[start of EXTRACT PROVIDED]

Pinkston also took into consideration that Fairbrook had approximately 30% of available open space. The record indicates that this figure was shown only in Fairbrook’s development plans.

In responding to Pinkston’s appraisal process, Fairbrook’s witnesses agreed with his assumption of a .50 FAR “build-out” and the necessity of providing structured parking on the residue to compensate for the loss of open space. However, they opined that the balance of the unimproved two-acre easement area could not be counted as open space under the Herndon ordinance. Accordingly, Neil Douglas Carter, Fairbrook’s architect, testified that in order to maintain the pre-take .50 FAR, a total of 215 structured parking spaces would have to be built on the residue to compensate for the open space taken by the two-acre easement. He estimated that cost as $2,086,629.

Downs testified that this $2,086,629 cost was damage to the residue, and that the value of the easements taken was $784,776. Therefore, he estimated that Fairbrook should recover a total compensation of $2,871,405 if VDOT took only an easement interest in the two-acre parcel.

However, Fairbrook recognized that it could recover no more than the fee simple value of the land taken and damages to the residue. Accordingly, Carter testified that if the open space land area was reduced by the two acres taken in fee simple, 93, rather than 215, parking spaces would be required to maintain a .50 FAR on the *104remaining 25 acres. This reduction would decrease the cost of providing compensating parking spaces from $2,086,629 to $622,356.1

Downs opined that if a fee simple in the two-acre parcel were taken, $1,787,017 would be his appraisal of Fairbrook’s loss. Downs itemized his total for the take of $1,164,661 as $1,139,656 for the two-acre parcel and $25,005 for the drainage easement in the .4-acre parcel. Based on Carter’s testimony concerning the cost of providing compensating parking for 93 cars, Downs estimated the damage to the residue as $622,356.

The court instructed the commission that if it found that

the costs associated with the taking of the easement interest together with the damage to the residue exceeds the value that would accrue based upon a taking in fee simple and any damages to the residue therefrom, then you shall make your valuation and damages as if the property had been taken in fee simple.

The commission awarded damages as if title to the property had been taken in fee simple, $1,139,656 for the area of the easements and $657,361 for damages to the residue.2 The court entered judgment on that award, and VDOT appeals.

[end of EXTRACT PROVIDED]

▸ REQUIREMENTS
a) Swap "residue" for "remaining property" and write out the passage on the Fairbrook condemnation, starting at "Downs testified that" and ending at "the two-acre parcel.".
b) In the passage on the Fairbrook condemnation, how many structured parking spaces did Carter say would be needed to maintain a .50 FAR if the two acres were taken in fee simple?

[start of SUPPLIED RECORDS]

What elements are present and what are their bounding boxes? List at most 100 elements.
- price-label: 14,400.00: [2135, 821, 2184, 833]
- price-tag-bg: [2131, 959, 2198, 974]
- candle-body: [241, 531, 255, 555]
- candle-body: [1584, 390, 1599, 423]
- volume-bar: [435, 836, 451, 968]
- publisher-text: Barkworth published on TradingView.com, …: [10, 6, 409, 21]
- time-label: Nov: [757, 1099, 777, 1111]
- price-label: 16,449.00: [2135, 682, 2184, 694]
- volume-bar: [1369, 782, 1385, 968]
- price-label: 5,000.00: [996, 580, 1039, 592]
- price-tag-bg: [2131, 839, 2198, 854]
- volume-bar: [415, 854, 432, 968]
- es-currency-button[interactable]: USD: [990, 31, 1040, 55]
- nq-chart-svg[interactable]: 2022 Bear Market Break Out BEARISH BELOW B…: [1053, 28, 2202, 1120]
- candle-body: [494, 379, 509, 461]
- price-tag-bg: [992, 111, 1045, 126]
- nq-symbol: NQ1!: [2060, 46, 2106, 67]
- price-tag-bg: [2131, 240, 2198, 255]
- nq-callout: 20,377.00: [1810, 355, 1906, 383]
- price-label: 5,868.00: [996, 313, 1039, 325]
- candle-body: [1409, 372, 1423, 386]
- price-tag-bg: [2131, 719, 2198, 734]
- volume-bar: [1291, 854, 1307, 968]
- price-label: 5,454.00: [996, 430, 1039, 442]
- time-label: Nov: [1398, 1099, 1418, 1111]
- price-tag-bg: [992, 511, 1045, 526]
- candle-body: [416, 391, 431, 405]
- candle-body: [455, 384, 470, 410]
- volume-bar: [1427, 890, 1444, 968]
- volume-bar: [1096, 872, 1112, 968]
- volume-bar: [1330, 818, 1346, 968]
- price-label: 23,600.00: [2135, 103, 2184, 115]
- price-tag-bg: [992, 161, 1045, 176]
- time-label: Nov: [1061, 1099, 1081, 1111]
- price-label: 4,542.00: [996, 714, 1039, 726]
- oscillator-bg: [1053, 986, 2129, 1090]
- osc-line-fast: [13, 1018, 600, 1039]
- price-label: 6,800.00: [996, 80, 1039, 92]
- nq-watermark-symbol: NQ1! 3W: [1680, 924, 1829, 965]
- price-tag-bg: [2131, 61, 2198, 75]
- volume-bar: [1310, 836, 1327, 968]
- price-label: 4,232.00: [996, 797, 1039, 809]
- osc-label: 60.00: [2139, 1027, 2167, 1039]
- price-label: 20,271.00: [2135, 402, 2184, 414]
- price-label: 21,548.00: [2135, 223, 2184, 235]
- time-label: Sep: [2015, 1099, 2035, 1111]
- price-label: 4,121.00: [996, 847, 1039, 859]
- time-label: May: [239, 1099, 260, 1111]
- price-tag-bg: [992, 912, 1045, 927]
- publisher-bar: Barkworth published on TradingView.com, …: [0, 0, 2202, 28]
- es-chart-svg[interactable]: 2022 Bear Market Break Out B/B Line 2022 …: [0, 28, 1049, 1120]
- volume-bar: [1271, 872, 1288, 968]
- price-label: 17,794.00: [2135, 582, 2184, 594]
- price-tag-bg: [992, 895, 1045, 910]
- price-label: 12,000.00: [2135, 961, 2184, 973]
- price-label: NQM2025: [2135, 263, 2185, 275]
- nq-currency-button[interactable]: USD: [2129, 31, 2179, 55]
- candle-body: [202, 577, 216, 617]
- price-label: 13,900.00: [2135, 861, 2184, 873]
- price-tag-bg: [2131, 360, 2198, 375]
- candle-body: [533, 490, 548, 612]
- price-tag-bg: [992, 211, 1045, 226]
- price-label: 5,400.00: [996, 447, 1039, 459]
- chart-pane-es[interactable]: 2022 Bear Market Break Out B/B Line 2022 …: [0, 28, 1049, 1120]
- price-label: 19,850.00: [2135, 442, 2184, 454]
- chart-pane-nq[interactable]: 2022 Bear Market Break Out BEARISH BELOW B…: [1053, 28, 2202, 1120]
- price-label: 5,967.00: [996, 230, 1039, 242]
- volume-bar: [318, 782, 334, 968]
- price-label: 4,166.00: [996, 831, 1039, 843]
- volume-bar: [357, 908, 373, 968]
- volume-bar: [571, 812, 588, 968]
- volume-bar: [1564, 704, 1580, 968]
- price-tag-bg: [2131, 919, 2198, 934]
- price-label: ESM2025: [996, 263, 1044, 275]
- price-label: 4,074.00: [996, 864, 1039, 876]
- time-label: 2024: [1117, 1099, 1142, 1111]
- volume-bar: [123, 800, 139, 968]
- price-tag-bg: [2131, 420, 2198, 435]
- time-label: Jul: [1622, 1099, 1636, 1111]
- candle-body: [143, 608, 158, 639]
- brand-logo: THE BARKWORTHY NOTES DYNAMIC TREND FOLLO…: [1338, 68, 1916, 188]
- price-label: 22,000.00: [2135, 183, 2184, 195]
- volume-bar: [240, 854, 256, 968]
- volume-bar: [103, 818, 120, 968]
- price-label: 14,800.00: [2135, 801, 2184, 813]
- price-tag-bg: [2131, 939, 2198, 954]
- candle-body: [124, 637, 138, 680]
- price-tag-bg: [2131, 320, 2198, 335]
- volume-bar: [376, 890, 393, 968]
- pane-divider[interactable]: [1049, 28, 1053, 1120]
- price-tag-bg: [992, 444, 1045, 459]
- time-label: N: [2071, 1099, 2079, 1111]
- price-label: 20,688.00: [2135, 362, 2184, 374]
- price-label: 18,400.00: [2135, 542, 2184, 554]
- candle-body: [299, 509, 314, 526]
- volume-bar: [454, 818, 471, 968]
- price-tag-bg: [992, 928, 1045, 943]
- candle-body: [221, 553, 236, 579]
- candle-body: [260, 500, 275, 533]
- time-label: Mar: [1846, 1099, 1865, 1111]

[end of SUPPLIED RECORDS]

▸ SOLUTIONS TO THE EXERCISE
a)
Downs testified that this $2,086,629 cost was damage to the remaining property, and that the value of the easements taken was $784,776. Therefore, he estimated that Fairbrook should recover a total compensation of $2,871,405 if VDOT took only an easement interest in the two-acre parcel.

b) 93 parking spaces.